* **Directions**
Where a line below holds the string "Total", copy that line.

# # # # #

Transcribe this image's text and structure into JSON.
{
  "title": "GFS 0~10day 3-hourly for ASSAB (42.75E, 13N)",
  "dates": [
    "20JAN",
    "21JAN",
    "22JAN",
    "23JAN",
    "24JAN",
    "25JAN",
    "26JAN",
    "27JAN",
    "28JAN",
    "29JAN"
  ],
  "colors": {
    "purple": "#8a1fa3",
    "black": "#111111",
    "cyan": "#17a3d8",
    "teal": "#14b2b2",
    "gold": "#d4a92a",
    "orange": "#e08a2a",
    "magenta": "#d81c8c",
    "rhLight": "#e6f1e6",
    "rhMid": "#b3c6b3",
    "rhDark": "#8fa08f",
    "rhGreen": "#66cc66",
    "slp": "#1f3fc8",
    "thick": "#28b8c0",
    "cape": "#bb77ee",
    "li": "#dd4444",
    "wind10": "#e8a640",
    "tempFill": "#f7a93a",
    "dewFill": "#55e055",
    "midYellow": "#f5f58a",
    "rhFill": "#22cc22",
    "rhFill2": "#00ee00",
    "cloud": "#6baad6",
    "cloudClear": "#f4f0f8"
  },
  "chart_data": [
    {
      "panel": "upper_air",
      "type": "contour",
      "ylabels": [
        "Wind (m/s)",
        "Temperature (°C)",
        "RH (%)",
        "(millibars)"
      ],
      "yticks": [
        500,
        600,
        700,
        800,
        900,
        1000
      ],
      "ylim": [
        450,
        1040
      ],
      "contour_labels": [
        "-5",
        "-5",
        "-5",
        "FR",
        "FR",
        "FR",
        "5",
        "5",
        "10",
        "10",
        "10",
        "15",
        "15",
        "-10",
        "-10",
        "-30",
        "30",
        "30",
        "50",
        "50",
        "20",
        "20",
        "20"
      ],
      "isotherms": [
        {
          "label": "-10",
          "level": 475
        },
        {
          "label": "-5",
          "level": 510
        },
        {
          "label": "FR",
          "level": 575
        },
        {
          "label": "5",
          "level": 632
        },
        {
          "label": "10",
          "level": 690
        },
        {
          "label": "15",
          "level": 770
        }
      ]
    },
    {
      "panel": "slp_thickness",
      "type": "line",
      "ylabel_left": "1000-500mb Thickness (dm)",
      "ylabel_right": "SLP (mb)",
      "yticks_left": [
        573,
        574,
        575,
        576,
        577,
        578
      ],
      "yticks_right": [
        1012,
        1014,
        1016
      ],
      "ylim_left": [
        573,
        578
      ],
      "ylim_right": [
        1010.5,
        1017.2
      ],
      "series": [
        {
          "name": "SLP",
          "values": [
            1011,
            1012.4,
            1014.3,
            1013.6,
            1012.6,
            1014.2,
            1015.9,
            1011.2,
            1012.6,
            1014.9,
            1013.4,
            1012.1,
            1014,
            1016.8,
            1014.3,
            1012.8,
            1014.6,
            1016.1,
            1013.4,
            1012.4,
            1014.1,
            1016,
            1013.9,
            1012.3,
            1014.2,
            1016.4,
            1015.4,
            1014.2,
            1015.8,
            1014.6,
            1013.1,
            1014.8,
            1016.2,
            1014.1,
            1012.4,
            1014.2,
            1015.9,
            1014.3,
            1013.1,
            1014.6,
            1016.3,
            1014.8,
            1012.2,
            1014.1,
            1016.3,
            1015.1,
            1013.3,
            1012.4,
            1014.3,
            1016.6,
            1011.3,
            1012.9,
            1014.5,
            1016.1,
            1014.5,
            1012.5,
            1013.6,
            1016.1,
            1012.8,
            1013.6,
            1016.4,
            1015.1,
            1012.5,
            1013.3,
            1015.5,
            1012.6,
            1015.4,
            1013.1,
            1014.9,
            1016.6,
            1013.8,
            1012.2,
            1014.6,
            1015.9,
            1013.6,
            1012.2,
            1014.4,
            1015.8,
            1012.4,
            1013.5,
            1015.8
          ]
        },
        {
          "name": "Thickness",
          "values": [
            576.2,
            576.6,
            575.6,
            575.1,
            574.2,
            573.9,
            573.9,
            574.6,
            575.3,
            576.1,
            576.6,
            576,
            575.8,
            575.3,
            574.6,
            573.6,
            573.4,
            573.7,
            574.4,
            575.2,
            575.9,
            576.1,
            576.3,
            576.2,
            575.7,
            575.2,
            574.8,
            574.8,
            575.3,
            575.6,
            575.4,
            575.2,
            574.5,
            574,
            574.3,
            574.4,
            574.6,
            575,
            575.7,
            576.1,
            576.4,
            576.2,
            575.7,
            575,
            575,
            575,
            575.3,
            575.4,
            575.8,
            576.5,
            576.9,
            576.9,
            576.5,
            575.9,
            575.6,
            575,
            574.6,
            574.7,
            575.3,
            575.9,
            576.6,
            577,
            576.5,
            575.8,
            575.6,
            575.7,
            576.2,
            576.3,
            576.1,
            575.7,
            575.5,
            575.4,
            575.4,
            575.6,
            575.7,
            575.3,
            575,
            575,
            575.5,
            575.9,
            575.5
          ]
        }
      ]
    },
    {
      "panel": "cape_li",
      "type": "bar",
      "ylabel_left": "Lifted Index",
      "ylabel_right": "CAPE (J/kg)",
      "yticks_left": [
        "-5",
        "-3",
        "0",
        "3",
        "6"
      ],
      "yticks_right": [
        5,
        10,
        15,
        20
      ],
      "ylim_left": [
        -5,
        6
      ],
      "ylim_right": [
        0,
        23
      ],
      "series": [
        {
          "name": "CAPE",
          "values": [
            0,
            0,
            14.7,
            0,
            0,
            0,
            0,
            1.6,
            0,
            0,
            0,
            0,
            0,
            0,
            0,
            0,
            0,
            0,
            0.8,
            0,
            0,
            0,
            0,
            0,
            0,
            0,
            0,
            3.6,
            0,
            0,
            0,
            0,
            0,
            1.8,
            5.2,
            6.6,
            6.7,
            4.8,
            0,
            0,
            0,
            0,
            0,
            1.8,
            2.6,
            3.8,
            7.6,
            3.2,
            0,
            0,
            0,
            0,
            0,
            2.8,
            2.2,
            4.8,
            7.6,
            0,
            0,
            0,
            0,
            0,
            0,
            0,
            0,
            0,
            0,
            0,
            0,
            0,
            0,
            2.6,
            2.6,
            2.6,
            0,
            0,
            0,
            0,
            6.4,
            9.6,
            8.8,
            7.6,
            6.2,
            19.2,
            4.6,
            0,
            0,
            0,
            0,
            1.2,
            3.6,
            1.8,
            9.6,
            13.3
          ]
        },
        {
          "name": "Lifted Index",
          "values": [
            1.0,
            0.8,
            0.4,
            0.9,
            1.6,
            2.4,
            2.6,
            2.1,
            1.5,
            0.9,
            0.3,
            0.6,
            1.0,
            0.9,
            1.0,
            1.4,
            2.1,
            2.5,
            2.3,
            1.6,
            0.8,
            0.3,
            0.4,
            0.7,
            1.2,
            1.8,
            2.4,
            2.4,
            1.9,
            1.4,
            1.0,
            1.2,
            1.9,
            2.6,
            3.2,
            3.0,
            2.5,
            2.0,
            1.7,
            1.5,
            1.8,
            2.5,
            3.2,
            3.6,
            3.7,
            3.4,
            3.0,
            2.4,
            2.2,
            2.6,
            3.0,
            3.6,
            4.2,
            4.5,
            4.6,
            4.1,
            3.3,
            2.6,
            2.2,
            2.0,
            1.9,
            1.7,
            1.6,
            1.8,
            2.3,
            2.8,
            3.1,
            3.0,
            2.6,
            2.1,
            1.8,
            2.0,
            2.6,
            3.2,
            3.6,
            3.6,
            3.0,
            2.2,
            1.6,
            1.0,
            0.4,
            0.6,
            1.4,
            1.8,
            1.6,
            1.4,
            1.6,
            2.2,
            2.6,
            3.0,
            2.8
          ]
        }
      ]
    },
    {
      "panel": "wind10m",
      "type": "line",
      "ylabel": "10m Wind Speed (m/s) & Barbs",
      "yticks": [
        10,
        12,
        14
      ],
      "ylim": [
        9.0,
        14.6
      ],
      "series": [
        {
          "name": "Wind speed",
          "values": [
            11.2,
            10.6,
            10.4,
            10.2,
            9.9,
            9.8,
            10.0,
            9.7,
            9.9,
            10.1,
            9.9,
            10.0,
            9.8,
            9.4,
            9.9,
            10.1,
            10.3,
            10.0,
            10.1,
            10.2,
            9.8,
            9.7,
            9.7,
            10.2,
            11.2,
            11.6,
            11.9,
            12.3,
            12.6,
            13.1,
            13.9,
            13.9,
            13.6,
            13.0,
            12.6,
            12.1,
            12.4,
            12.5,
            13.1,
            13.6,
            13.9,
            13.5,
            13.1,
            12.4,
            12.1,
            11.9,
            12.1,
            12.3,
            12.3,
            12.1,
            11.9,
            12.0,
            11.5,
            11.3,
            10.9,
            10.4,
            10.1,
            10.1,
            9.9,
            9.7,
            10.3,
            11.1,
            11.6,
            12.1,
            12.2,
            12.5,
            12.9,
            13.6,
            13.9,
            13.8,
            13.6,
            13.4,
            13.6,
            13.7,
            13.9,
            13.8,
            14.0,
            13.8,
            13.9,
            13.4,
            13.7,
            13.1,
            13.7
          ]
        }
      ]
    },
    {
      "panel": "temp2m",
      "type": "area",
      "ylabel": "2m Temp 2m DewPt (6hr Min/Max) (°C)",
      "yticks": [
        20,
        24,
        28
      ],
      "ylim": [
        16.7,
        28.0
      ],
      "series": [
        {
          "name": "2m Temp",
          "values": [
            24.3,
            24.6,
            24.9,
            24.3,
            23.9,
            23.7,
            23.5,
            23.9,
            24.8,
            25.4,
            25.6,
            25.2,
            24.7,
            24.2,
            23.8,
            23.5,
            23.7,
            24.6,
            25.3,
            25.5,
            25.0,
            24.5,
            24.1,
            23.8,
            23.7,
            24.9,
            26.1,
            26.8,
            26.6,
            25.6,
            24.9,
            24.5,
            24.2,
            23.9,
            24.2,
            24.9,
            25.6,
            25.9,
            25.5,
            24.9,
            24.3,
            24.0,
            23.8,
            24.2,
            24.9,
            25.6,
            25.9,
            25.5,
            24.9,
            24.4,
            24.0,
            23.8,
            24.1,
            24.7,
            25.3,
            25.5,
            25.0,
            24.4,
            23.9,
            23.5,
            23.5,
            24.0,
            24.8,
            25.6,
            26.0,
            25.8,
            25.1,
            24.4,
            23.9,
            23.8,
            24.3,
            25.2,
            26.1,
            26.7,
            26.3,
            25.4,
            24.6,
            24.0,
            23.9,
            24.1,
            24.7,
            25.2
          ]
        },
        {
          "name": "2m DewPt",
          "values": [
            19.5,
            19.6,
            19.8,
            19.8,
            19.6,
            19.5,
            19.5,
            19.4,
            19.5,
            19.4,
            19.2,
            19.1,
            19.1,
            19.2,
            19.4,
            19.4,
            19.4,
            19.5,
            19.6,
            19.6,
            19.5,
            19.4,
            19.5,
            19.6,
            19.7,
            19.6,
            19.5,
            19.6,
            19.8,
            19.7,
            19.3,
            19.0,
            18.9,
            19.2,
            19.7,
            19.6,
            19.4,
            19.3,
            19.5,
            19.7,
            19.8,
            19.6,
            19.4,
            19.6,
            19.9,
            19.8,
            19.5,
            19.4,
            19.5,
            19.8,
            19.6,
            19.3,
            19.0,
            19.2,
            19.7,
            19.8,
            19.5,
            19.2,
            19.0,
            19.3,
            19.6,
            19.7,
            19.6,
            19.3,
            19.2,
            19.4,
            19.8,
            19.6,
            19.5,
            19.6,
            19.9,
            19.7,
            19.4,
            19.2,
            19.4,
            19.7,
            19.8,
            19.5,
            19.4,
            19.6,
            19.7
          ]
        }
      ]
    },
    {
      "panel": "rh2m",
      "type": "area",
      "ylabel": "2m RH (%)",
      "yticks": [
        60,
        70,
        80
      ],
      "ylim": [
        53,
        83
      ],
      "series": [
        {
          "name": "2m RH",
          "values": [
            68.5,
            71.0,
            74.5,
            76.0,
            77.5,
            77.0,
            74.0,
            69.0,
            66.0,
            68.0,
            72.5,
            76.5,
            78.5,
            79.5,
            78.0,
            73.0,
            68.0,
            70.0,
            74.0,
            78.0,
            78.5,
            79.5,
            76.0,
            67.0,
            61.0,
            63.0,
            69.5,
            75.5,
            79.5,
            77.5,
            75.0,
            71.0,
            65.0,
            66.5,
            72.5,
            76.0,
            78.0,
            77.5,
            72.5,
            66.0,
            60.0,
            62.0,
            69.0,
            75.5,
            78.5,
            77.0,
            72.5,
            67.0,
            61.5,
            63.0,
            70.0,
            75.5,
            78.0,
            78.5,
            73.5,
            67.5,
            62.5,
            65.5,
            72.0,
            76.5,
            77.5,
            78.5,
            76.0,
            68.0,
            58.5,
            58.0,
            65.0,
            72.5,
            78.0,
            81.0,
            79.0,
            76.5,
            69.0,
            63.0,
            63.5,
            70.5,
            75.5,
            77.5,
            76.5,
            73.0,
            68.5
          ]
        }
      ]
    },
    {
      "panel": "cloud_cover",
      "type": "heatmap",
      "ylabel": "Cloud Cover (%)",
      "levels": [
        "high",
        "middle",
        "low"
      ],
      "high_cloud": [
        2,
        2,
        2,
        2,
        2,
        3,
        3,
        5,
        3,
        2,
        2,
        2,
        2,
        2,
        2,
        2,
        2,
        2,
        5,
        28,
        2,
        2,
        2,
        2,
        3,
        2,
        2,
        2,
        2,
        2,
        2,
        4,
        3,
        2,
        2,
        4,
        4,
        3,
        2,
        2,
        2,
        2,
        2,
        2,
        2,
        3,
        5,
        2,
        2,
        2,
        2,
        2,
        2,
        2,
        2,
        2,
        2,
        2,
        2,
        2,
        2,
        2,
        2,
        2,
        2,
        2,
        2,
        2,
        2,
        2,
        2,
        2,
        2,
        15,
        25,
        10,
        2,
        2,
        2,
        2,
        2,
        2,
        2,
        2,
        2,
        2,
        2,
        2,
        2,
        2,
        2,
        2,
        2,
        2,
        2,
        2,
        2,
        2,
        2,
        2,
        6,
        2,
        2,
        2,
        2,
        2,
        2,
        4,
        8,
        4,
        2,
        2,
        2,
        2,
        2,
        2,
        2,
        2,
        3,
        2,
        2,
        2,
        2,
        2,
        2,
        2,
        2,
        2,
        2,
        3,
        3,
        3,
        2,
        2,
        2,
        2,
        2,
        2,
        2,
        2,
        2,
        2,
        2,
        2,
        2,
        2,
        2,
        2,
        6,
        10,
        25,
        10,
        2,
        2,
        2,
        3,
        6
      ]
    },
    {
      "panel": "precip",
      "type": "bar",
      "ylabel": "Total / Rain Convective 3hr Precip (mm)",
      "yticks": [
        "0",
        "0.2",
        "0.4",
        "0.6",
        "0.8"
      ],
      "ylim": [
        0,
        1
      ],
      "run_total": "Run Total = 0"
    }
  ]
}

# # # # #

* **Solution for this task**
      "ylabel": "Total / Rain Convective 3hr Precip (mm)",
      "run_total": "Run Total = 0"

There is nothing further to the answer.